---- Material to process
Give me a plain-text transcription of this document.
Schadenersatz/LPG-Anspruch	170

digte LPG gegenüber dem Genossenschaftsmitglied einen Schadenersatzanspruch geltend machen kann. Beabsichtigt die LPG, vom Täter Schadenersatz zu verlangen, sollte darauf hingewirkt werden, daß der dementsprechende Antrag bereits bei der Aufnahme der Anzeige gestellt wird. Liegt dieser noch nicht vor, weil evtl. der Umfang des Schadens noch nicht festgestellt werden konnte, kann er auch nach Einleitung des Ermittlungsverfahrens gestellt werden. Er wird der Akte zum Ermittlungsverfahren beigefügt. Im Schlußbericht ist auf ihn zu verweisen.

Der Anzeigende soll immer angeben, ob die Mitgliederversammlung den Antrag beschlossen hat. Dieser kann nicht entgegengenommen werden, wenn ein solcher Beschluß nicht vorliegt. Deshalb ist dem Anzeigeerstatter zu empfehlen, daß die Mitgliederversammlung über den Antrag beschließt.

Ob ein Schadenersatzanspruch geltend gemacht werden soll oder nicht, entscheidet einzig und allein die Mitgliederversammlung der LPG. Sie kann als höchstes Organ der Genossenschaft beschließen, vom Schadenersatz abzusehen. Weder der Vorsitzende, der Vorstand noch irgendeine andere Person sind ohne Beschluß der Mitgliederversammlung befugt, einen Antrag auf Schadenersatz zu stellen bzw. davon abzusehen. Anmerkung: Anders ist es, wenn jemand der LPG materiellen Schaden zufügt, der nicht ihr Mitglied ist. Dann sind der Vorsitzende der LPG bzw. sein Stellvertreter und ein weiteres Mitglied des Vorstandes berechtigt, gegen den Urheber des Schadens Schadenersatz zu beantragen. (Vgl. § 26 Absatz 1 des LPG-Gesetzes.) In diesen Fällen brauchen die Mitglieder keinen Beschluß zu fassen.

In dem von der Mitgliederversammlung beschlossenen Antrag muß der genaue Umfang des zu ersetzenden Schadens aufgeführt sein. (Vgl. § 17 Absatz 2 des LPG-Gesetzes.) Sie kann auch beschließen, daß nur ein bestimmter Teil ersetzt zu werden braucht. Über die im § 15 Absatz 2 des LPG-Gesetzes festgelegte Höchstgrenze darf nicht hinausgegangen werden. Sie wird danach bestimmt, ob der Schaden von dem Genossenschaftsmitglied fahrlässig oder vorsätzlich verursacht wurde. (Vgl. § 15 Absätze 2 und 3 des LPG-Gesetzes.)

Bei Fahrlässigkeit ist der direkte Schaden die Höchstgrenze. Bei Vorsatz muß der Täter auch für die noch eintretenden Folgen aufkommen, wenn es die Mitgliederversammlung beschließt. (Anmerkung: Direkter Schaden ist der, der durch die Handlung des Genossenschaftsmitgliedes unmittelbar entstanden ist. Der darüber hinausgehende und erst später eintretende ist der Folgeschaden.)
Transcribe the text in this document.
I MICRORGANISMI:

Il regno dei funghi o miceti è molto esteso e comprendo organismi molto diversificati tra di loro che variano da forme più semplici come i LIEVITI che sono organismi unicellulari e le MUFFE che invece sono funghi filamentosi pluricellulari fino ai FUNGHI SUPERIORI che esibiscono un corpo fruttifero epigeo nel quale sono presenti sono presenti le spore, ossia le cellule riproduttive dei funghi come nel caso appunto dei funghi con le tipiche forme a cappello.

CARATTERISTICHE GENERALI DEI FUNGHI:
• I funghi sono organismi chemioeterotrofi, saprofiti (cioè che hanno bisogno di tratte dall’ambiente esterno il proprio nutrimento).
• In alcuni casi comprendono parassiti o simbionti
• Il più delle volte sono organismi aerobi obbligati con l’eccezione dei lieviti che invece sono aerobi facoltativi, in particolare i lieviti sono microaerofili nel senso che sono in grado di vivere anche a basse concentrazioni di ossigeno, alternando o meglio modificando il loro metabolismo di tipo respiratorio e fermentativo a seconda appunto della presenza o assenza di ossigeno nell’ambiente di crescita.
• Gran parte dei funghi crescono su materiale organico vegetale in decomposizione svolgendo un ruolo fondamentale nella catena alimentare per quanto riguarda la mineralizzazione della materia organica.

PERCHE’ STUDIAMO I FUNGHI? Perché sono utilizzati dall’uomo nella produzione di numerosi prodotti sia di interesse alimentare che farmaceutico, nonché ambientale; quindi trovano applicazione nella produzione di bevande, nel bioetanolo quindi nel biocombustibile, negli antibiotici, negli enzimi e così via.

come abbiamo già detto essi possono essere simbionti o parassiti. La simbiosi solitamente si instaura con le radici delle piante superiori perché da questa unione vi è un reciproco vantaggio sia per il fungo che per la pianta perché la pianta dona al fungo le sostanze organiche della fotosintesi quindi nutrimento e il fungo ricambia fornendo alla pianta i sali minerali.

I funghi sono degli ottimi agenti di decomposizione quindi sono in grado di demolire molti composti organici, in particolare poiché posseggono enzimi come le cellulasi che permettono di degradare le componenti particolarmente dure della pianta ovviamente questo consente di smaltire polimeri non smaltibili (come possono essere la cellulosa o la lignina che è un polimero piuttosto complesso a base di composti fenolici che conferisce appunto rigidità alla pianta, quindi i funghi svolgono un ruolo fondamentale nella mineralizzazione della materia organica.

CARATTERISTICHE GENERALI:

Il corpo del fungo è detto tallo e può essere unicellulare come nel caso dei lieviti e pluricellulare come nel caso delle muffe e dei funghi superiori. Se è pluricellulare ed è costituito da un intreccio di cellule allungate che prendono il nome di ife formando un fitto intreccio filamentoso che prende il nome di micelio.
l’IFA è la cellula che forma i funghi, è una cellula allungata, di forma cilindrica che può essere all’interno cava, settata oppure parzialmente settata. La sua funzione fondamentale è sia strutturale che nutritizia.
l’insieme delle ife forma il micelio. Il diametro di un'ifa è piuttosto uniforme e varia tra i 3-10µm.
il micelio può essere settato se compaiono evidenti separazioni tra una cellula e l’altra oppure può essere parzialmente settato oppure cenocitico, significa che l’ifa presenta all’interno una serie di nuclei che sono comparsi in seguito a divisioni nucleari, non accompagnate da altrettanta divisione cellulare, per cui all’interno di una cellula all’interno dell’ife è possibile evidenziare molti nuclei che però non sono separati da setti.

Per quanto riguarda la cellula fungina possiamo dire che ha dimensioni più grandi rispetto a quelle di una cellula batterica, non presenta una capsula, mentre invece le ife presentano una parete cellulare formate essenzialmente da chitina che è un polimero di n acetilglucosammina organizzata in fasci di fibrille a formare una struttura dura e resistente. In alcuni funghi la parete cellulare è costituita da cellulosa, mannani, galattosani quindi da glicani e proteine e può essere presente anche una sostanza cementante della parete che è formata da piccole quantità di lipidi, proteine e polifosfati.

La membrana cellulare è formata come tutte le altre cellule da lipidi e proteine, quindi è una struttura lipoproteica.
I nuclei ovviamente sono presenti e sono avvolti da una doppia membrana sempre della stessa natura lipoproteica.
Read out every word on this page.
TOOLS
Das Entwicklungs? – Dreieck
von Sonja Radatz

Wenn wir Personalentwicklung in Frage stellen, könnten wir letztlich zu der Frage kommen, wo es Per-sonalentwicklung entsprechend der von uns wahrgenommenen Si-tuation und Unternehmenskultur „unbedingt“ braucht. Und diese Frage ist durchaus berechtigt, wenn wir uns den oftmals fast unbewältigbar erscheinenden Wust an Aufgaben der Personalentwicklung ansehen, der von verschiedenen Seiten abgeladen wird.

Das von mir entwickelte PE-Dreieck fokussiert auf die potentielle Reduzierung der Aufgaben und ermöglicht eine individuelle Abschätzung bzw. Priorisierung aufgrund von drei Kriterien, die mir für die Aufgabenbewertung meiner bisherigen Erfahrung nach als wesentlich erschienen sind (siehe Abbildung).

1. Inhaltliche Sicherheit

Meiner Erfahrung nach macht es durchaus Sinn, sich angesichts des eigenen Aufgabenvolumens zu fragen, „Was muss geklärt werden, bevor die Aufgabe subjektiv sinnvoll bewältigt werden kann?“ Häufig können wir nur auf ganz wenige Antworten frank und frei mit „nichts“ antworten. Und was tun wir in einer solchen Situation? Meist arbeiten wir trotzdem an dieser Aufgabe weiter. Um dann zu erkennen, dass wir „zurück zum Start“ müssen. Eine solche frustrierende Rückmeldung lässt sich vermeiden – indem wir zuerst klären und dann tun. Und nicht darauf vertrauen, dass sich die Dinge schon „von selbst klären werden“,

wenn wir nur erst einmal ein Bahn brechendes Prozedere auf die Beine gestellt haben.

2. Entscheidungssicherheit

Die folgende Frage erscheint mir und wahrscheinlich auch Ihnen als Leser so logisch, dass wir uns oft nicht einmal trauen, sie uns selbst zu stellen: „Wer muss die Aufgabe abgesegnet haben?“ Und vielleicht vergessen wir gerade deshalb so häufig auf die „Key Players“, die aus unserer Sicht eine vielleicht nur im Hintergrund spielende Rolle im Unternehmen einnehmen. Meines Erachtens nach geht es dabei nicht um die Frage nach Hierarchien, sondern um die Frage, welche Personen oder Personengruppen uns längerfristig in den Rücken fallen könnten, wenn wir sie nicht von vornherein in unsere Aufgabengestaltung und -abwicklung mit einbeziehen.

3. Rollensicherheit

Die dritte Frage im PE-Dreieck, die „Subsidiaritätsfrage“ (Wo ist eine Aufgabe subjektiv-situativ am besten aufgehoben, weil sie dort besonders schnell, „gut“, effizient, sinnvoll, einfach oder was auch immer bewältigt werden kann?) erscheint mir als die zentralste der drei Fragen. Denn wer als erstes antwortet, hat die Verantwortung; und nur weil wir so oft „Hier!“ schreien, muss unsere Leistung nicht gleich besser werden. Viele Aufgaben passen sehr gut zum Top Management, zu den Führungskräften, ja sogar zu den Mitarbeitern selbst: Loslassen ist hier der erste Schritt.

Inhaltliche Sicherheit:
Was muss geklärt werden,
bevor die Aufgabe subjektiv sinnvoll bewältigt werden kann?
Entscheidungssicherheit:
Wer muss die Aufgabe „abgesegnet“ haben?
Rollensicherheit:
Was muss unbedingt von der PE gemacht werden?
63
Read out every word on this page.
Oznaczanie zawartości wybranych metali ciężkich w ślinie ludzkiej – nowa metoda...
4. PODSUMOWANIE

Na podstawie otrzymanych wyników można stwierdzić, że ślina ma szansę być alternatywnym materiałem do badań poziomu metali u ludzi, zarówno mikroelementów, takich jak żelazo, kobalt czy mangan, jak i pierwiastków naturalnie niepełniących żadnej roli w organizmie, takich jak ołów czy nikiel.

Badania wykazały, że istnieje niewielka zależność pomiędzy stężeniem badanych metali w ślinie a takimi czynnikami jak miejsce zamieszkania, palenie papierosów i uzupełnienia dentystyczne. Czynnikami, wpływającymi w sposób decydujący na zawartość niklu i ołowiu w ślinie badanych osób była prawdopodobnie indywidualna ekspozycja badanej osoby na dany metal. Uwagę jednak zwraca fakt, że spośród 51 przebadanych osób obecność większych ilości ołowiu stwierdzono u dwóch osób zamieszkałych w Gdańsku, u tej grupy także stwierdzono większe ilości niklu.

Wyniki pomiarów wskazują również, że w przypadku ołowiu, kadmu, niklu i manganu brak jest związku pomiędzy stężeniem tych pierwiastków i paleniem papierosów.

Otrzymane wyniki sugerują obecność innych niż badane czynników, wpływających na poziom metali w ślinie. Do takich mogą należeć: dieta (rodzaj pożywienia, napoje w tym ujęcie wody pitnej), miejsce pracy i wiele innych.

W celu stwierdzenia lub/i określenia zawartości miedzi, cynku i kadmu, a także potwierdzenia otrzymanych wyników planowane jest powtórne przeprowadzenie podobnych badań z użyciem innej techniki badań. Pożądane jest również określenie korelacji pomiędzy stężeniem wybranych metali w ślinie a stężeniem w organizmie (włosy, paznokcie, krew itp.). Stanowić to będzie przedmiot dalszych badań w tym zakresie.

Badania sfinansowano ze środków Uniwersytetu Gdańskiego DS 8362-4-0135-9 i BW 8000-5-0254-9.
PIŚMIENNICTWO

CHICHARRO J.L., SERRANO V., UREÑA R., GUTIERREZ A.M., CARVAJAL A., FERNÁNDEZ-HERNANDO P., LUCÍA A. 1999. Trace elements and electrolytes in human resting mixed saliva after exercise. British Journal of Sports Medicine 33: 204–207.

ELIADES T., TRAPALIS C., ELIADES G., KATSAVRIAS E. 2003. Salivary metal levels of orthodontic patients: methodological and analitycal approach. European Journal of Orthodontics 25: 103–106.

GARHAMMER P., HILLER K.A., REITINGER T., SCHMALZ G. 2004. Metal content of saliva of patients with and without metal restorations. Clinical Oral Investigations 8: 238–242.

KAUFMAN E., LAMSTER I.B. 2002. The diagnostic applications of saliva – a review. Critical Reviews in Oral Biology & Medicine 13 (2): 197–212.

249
--------
What you have to do :: Go through the entries above and copy each line holding the string "wybranych".

Task output ::
Oznaczanie zawartości wybranych metali ciężkich w ślinie ludzkiej – nowa metoda...
W celu stwierdzenia lub/i określenia zawartości miedzi, cynku i kadmu, a także potwierdzenia otrzymanych wyników planowane jest powtórne przeprowadzenie podobnych badań z użyciem innej techniki badań. Pożądane jest również określenie korelacji pomiędzy stężeniem wybranych metali w ślinie a stężeniem w organizmie (włosy, paznokcie, krew itp.). Stanowić to będzie przedmiot dalszych badań w tym zakresie.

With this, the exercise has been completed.